◆ **Problem details**
Pull every line holding the string "eller" from the records below.

◆ **Data listing**
◆ ◆ ◆ ◆ ◆ ◆ ◆

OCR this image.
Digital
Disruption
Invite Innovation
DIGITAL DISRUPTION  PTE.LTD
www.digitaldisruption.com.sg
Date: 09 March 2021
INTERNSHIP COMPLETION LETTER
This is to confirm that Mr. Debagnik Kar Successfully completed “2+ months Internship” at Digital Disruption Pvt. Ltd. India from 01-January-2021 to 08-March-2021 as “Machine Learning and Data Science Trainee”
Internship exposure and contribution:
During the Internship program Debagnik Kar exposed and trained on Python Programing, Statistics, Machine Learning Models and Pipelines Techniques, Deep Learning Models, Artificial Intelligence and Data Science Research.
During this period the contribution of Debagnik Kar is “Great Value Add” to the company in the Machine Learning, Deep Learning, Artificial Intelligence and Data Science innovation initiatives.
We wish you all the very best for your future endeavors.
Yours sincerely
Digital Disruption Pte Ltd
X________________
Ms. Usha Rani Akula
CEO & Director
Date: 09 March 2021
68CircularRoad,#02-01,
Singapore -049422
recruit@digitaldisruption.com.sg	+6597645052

◆ ◆ ◆ ◆ ◆ ◆ ◆

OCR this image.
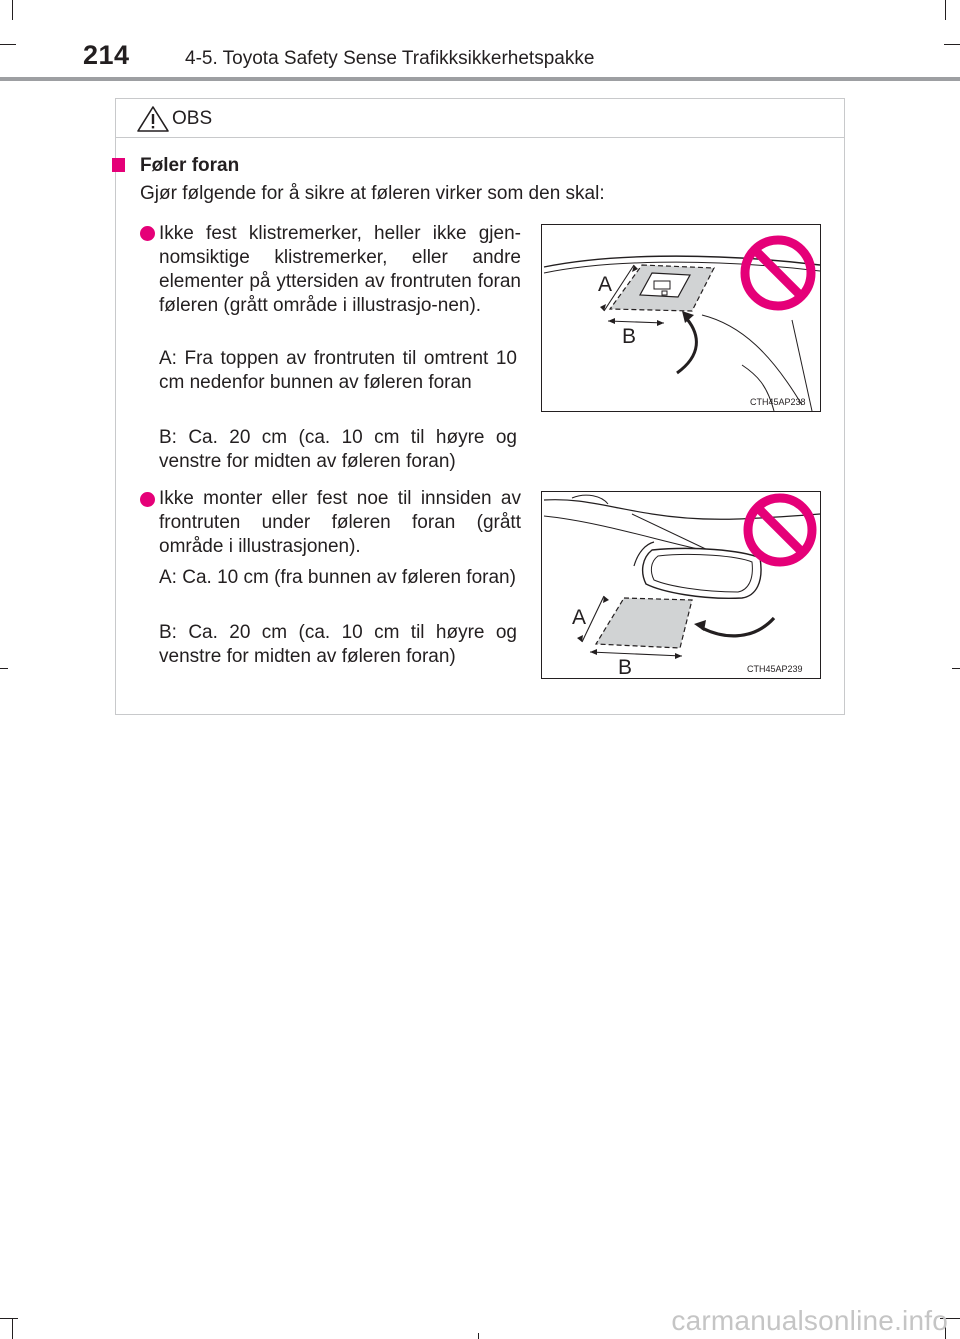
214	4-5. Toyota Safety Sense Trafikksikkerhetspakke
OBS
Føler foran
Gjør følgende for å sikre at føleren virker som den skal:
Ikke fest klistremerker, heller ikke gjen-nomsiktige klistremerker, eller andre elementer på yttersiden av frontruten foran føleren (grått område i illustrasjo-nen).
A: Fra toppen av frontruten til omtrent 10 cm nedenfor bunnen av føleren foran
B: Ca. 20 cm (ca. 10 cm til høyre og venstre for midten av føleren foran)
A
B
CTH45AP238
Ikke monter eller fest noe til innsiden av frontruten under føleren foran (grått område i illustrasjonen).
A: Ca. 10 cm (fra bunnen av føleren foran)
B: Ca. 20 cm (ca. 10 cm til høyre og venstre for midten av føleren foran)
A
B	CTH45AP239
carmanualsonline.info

◆ ◆ ◆ ◆ ◆ ◆ ◆

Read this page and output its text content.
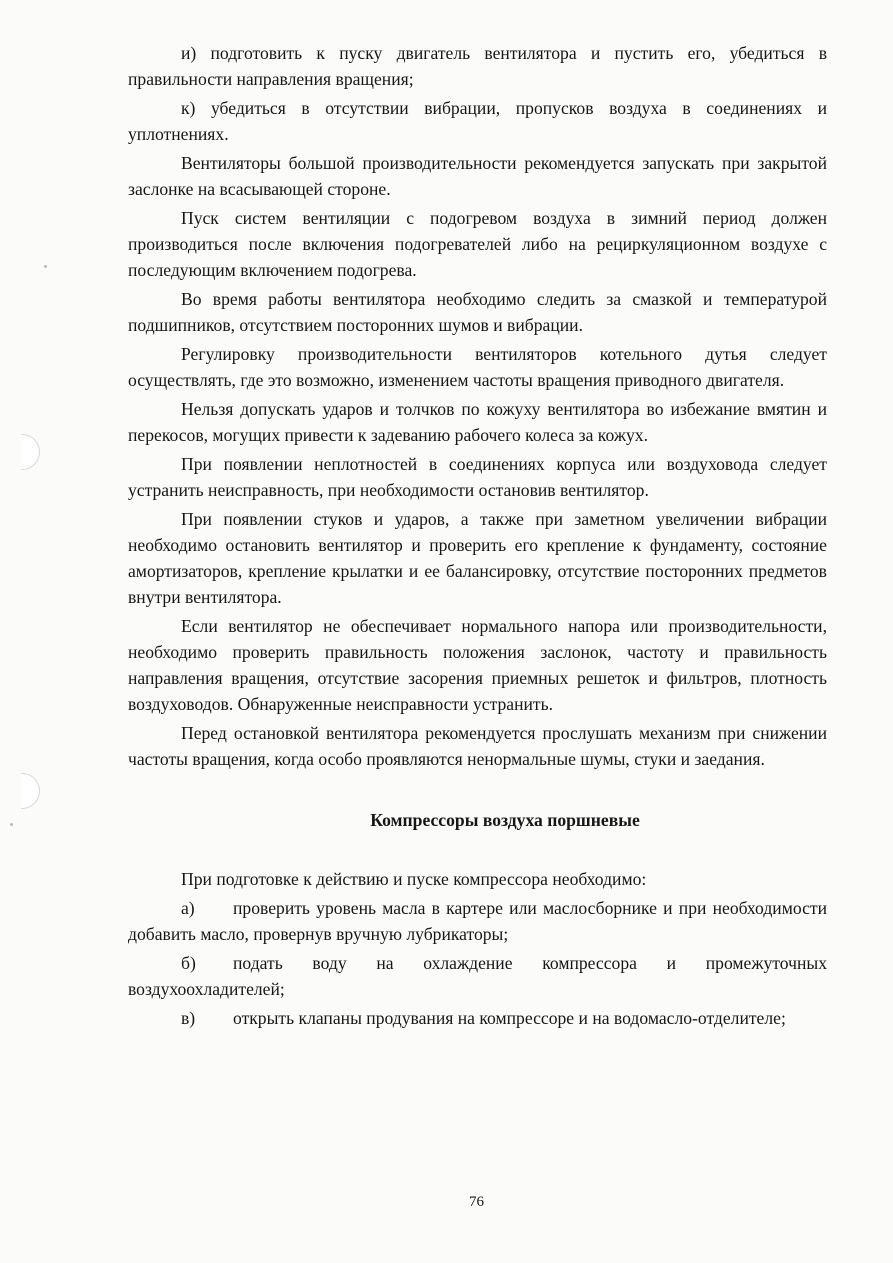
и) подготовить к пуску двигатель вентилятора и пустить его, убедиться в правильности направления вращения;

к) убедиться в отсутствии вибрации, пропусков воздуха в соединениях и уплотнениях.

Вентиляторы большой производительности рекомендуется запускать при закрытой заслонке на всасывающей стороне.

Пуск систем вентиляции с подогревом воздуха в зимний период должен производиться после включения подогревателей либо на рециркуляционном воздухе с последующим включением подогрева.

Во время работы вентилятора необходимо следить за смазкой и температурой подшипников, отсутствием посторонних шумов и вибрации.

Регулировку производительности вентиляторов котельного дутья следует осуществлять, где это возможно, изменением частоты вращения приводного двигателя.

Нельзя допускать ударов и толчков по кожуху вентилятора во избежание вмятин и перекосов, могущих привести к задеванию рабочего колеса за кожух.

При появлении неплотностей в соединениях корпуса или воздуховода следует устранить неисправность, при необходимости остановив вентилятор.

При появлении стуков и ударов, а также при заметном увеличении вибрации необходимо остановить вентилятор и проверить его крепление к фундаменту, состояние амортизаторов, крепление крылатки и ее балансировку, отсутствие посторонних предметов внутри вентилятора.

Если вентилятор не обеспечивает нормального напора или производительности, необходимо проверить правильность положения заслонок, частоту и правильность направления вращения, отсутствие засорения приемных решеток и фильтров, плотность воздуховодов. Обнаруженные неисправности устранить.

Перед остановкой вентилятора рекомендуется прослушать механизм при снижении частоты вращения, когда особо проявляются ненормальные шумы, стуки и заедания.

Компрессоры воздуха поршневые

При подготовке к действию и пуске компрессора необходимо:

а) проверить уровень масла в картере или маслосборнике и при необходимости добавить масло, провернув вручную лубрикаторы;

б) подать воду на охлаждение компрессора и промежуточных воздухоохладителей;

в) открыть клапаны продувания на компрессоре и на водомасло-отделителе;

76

◆ ◆ ◆ ◆ ◆ ◆ ◆

◆ **Answer to the problem**
Ikke fest klistremerker, heller ikke gjen-nomsiktige klistremerker, eller andre elementer på yttersiden av frontruten foran føleren (grått område i illustrasjo-nen).
Ikke monter eller fest noe til innsiden av frontruten under føleren foran (grått område i illustrasjonen).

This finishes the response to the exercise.